**Rows**
"""

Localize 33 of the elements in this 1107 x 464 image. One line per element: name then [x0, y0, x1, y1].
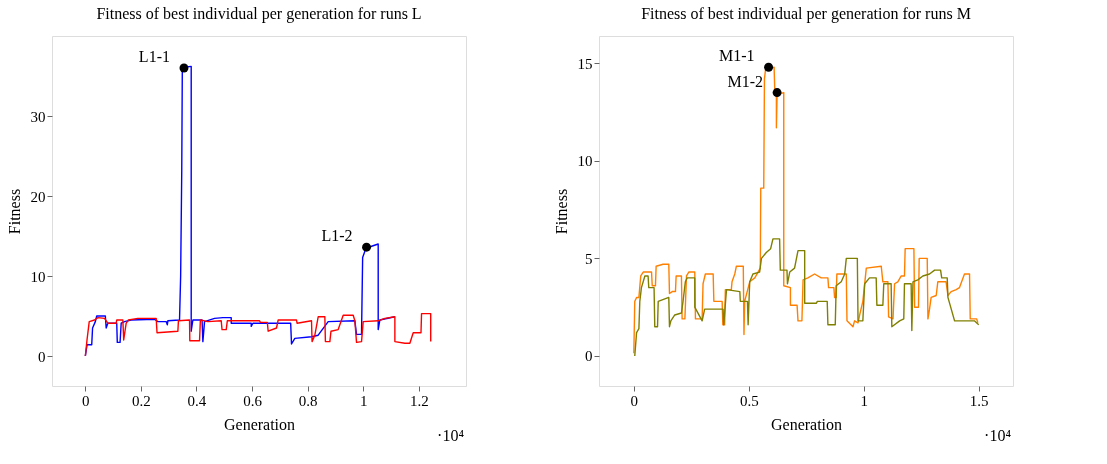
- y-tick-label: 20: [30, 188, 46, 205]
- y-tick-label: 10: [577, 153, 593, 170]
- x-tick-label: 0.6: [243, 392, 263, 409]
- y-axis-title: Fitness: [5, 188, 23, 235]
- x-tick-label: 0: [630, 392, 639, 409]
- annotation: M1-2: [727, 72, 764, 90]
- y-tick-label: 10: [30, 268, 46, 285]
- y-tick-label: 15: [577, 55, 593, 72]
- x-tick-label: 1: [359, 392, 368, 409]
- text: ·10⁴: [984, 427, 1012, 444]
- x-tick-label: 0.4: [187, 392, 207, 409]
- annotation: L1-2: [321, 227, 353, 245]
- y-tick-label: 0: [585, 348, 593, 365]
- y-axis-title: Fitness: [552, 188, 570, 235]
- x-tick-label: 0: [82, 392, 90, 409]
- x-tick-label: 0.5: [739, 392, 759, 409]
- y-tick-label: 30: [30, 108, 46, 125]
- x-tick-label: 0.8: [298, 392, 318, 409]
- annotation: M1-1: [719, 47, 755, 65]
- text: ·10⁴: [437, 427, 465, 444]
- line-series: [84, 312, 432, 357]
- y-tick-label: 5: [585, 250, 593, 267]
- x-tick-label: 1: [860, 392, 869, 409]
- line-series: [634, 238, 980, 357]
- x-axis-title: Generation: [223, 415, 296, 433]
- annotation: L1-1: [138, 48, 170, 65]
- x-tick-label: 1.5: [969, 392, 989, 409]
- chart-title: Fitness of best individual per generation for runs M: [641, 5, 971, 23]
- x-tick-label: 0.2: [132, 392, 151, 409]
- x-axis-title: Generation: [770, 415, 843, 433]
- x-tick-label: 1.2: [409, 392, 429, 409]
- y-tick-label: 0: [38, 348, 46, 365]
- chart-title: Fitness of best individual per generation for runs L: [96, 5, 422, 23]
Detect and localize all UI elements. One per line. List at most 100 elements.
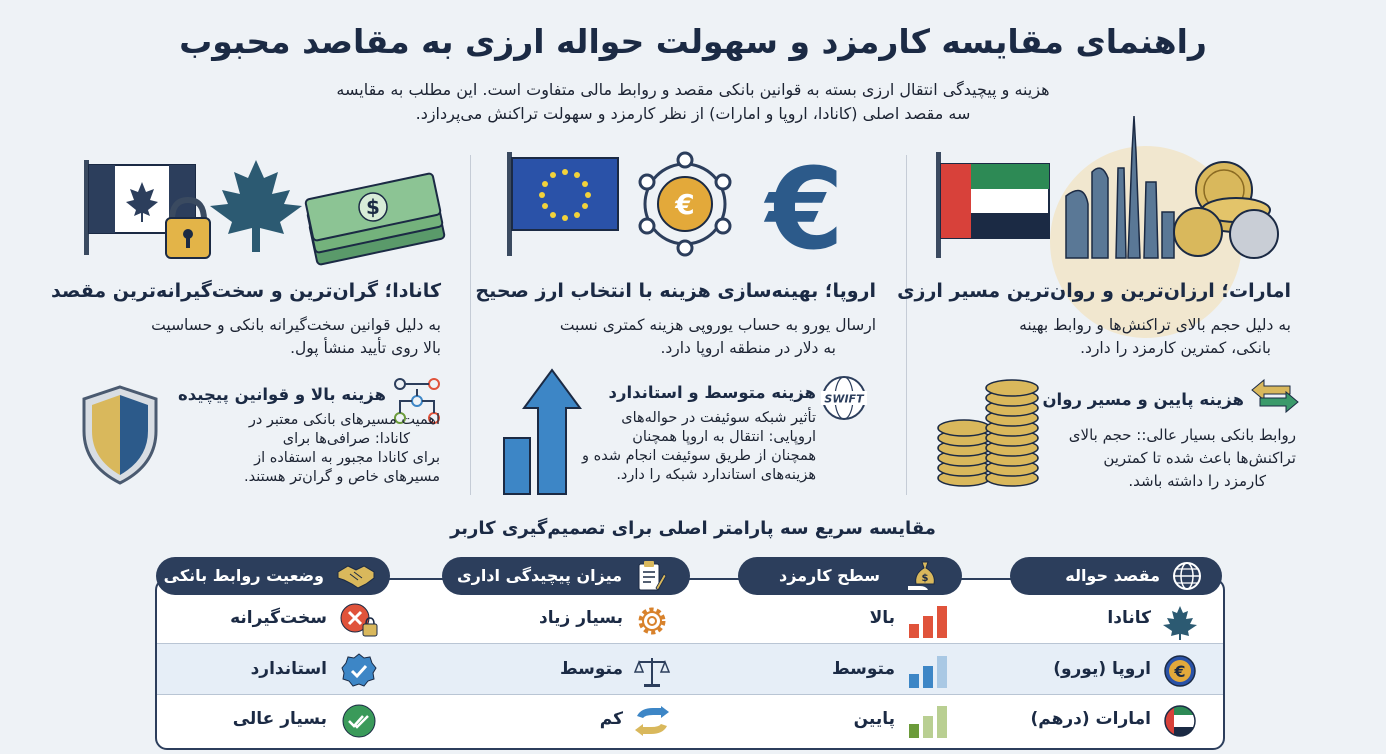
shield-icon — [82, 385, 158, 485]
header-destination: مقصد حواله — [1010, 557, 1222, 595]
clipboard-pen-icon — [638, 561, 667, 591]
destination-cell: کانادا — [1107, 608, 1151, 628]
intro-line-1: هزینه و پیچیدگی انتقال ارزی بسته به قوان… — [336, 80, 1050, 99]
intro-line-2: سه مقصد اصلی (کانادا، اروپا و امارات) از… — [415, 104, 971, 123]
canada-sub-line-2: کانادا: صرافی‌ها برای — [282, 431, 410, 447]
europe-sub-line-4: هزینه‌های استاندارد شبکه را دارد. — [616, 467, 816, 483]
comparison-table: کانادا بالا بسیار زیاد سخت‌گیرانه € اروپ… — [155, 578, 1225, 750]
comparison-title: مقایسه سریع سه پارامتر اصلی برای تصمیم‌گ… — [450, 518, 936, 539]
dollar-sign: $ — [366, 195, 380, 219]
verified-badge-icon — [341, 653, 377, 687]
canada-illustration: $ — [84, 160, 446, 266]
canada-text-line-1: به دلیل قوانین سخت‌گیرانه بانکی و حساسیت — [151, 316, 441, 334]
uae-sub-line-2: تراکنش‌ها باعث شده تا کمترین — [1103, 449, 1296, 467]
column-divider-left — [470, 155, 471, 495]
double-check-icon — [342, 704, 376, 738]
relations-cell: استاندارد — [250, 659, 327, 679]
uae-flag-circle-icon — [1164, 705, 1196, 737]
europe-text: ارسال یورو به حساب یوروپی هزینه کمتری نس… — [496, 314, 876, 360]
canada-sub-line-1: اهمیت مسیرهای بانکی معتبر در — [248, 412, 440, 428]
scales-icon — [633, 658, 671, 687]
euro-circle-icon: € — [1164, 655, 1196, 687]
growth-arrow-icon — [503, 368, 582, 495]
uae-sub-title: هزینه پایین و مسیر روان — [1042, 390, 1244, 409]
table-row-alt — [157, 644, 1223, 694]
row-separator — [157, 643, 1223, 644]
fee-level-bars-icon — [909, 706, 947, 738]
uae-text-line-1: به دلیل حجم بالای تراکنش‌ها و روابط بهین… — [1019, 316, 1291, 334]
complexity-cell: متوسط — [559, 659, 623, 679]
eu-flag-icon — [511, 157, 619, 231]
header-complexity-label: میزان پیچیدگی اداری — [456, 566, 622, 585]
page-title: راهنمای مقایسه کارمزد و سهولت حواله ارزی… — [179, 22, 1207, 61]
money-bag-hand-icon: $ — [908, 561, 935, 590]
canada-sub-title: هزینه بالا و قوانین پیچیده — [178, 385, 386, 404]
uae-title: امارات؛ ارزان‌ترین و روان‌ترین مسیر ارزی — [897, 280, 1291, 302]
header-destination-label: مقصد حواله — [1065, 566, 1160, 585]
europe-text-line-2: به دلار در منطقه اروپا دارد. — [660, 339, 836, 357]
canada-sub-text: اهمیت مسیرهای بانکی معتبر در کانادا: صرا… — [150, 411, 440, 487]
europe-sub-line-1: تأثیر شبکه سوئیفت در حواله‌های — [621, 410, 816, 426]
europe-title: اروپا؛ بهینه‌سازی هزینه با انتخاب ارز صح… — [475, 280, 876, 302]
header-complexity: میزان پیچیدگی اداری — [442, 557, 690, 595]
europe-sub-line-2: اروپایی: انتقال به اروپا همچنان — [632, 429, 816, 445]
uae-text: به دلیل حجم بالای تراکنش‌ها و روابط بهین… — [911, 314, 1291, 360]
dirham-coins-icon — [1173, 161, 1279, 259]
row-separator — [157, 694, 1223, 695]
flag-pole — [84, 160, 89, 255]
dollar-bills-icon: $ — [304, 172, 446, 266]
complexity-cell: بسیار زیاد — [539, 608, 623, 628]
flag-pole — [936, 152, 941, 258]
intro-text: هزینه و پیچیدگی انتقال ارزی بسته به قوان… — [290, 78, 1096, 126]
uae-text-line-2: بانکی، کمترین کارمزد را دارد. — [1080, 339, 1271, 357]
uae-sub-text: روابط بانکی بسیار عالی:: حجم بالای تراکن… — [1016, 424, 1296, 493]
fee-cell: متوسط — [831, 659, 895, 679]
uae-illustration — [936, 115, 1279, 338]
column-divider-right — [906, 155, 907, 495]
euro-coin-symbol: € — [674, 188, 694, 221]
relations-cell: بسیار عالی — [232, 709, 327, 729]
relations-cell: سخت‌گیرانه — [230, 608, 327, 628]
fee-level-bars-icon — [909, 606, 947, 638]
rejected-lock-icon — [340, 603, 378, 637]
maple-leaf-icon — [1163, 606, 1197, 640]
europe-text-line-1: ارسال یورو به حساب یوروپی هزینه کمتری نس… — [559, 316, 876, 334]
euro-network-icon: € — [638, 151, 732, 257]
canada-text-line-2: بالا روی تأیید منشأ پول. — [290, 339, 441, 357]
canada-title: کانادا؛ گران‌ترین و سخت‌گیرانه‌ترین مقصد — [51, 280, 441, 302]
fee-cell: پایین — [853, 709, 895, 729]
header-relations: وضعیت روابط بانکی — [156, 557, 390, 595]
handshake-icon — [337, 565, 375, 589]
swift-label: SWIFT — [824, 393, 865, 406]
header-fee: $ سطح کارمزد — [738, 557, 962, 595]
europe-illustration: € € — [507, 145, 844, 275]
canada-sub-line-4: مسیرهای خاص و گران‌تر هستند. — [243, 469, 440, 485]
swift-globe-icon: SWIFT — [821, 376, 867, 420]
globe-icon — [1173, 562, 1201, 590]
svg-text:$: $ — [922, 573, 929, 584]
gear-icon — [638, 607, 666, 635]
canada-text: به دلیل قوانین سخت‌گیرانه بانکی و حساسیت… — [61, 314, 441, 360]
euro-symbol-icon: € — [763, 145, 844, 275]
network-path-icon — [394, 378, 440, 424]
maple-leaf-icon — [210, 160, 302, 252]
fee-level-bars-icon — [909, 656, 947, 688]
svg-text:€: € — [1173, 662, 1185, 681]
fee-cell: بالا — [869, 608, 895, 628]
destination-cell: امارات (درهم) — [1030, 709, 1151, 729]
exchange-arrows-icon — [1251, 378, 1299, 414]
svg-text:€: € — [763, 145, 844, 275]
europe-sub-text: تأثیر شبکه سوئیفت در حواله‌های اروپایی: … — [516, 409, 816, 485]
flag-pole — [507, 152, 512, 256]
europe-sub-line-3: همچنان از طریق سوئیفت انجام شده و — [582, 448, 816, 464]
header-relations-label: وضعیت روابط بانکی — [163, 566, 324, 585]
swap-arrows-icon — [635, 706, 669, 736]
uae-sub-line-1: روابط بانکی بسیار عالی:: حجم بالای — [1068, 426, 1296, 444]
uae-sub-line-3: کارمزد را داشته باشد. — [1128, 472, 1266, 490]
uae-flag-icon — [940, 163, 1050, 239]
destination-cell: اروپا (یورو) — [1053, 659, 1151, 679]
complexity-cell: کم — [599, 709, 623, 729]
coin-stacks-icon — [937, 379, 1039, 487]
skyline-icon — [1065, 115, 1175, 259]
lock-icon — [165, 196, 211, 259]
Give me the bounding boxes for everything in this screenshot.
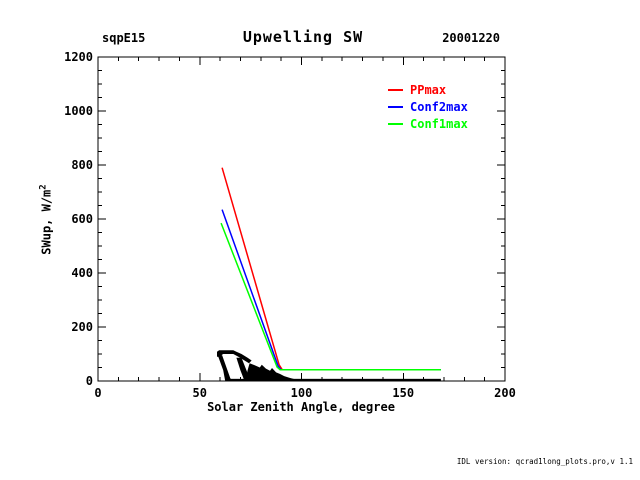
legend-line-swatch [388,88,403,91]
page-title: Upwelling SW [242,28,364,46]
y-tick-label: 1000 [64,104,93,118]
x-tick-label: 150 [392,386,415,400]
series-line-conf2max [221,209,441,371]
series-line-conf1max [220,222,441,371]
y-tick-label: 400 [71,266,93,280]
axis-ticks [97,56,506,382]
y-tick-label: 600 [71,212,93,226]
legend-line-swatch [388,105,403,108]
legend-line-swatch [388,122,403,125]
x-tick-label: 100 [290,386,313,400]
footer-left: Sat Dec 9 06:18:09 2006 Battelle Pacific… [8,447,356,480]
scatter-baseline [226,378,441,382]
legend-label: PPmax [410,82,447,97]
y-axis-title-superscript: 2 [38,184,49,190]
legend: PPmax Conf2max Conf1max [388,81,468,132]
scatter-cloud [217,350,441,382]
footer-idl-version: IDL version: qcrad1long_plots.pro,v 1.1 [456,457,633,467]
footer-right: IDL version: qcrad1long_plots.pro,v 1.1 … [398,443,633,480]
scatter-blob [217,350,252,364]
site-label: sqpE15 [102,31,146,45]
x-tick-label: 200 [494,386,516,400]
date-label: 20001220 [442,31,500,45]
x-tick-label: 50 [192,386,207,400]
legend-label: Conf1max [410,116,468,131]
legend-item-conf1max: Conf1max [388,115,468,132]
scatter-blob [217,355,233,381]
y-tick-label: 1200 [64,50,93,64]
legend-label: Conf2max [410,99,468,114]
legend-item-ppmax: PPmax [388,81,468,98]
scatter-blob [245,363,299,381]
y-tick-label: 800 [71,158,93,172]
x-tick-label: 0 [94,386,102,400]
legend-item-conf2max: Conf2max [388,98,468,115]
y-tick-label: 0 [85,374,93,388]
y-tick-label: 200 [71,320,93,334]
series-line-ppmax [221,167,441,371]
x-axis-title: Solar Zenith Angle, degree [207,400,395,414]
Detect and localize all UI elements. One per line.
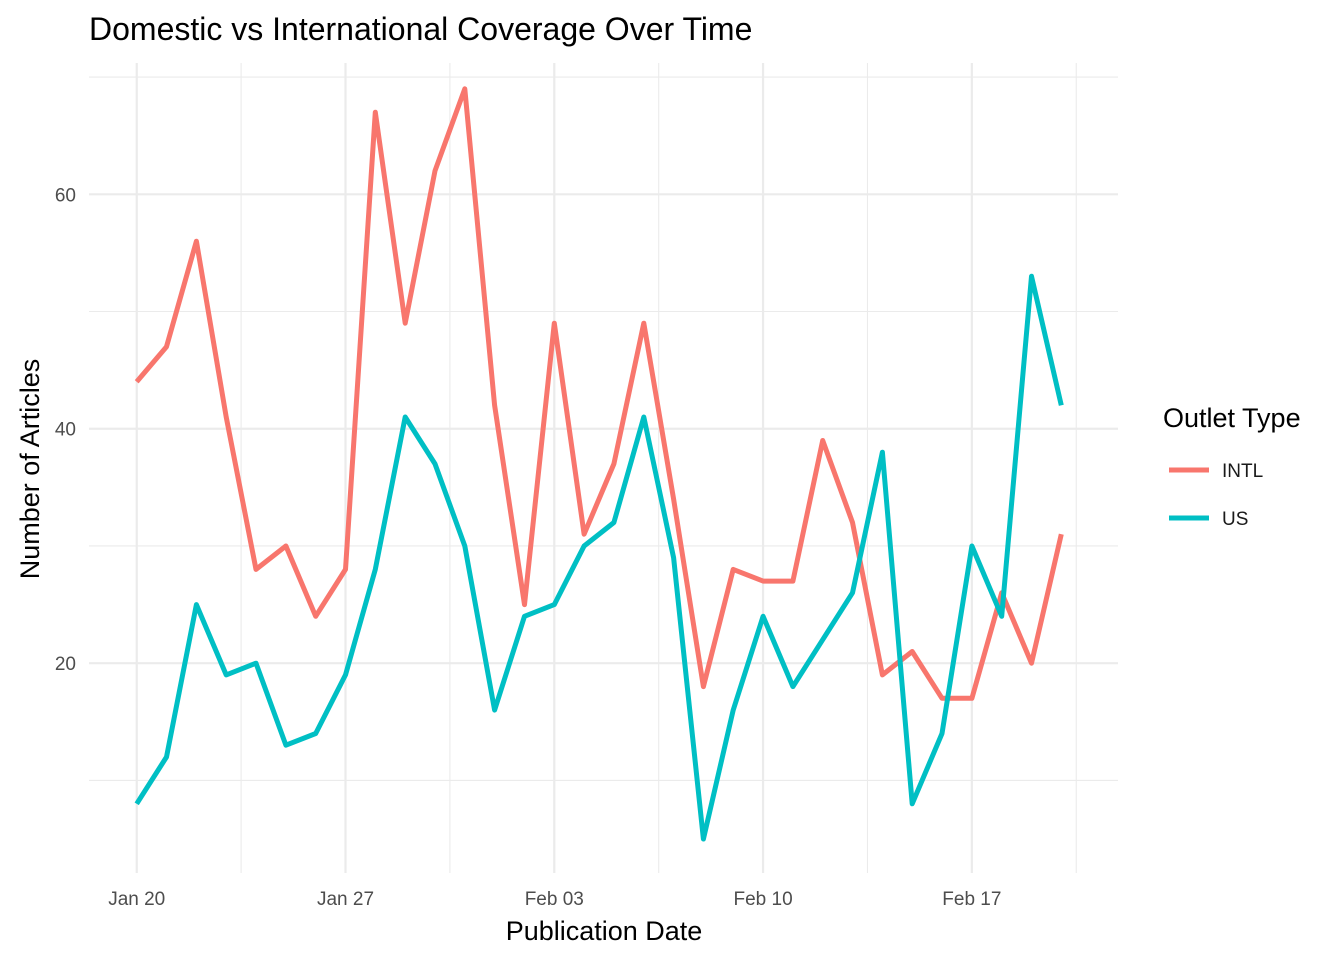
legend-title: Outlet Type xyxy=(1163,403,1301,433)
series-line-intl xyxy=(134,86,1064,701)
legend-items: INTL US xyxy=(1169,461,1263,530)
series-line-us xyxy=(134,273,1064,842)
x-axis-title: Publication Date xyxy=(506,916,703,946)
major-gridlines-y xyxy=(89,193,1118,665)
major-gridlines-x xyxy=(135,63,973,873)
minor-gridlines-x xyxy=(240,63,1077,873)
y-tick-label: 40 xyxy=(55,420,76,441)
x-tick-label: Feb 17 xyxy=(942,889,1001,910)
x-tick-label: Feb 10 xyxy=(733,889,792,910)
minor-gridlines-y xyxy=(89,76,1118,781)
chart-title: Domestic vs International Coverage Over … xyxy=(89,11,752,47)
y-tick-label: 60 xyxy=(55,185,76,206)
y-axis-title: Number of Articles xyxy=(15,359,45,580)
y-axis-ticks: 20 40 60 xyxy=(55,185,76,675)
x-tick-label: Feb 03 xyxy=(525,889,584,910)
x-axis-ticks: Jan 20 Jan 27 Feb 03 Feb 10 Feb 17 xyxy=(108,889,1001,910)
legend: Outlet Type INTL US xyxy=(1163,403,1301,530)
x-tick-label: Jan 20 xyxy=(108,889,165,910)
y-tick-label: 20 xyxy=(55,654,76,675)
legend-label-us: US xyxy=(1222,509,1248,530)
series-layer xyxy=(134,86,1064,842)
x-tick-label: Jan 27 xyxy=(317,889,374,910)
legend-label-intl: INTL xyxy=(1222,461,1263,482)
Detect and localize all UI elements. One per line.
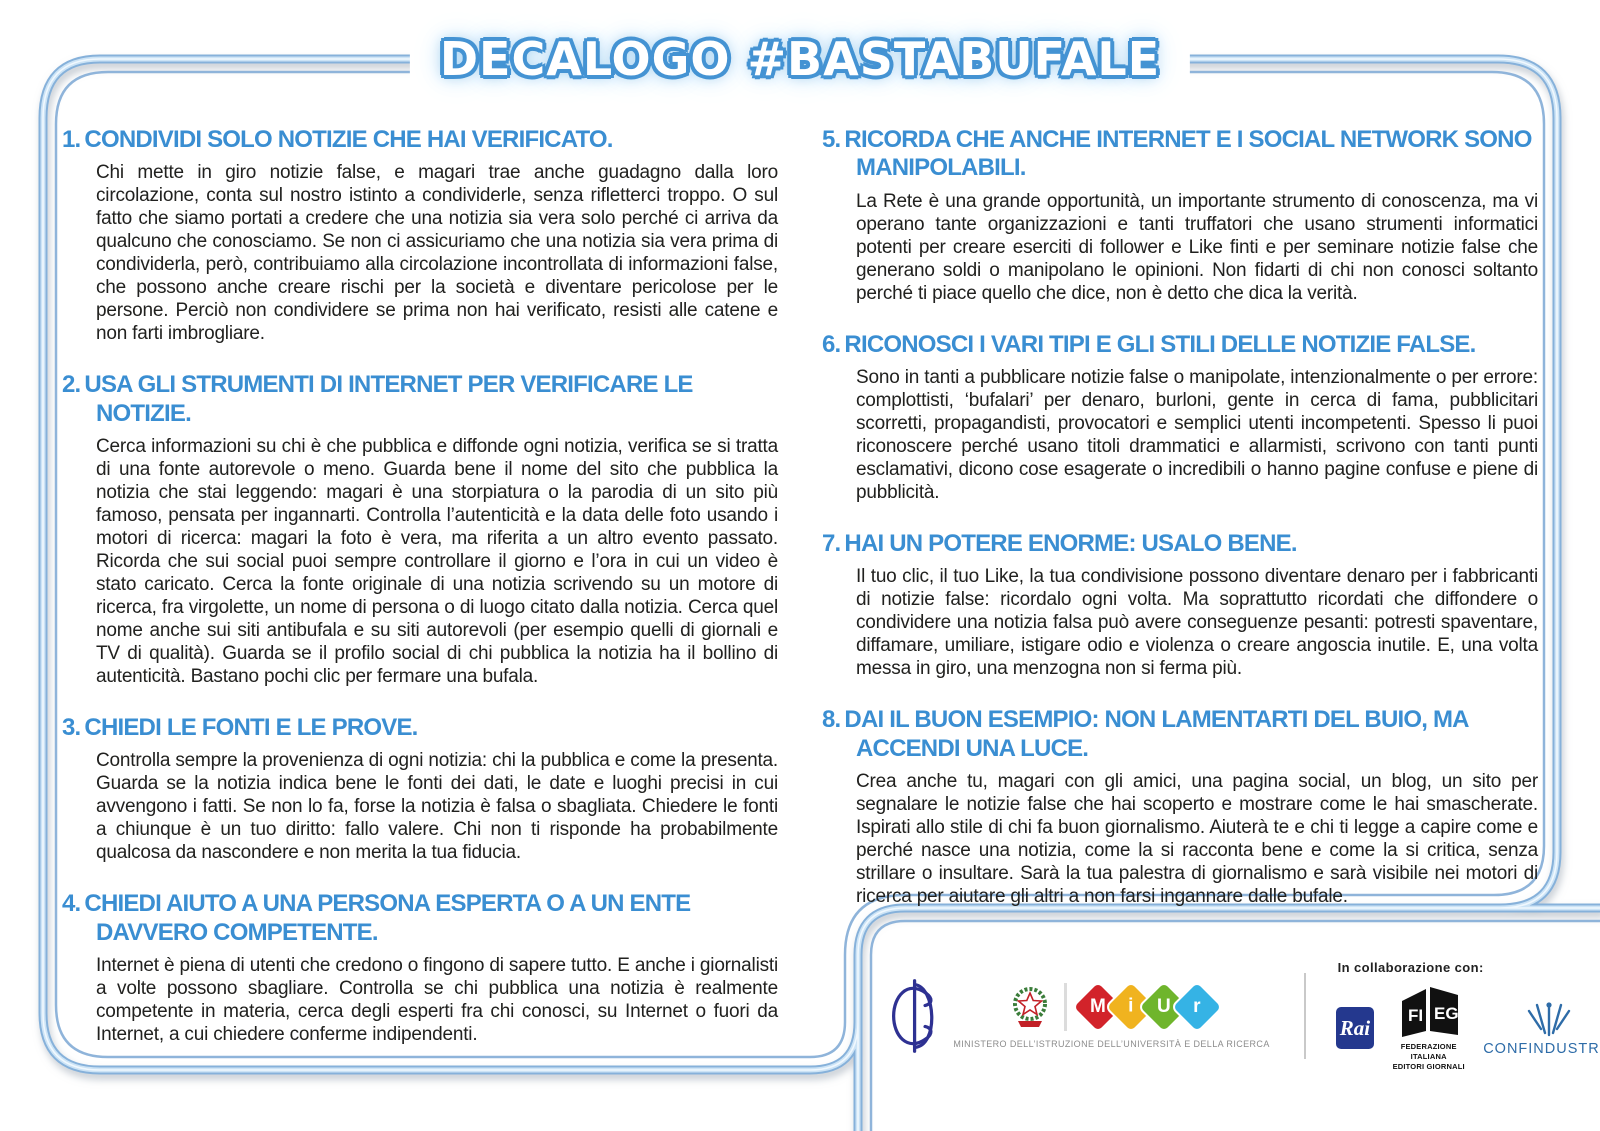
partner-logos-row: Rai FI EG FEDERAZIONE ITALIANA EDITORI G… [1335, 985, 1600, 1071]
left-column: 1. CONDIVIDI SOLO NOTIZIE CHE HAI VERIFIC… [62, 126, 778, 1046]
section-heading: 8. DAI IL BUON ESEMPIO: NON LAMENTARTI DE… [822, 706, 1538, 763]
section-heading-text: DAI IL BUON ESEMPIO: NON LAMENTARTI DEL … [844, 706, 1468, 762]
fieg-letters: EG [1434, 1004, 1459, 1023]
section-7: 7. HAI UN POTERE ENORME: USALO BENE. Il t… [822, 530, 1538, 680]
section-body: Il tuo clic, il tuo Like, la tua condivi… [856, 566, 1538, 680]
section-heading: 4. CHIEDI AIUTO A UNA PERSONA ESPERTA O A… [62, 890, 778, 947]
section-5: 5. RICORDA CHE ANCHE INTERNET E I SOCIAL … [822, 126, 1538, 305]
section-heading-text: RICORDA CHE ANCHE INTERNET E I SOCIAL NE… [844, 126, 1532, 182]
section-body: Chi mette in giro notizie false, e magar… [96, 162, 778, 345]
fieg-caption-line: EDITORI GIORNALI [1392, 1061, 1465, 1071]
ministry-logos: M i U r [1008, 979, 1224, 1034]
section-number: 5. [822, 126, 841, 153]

"""

**Aim of the task**
Begin at the line that has "legend-title: Outlet Type" and stop after the line that has "minor-gridlines-x xyxy=(240,63,1077,873)". Give only those lines again, switching "Outlet Type" to "Source Type" and leaving everything else unchanged.

**The output**
legend-title: Source Type xyxy=(1163,403,1301,433)
series-line-intl xyxy=(134,86,1064,701)
legend-items: INTL US xyxy=(1169,461,1263,530)
series-line-us xyxy=(134,273,1064,842)
x-axis-title: Publication Date xyxy=(506,916,703,946)
major-gridlines-y xyxy=(89,193,1118,665)
major-gridlines-x xyxy=(135,63,973,873)
minor-gridlines-x xyxy=(240,63,1077,873)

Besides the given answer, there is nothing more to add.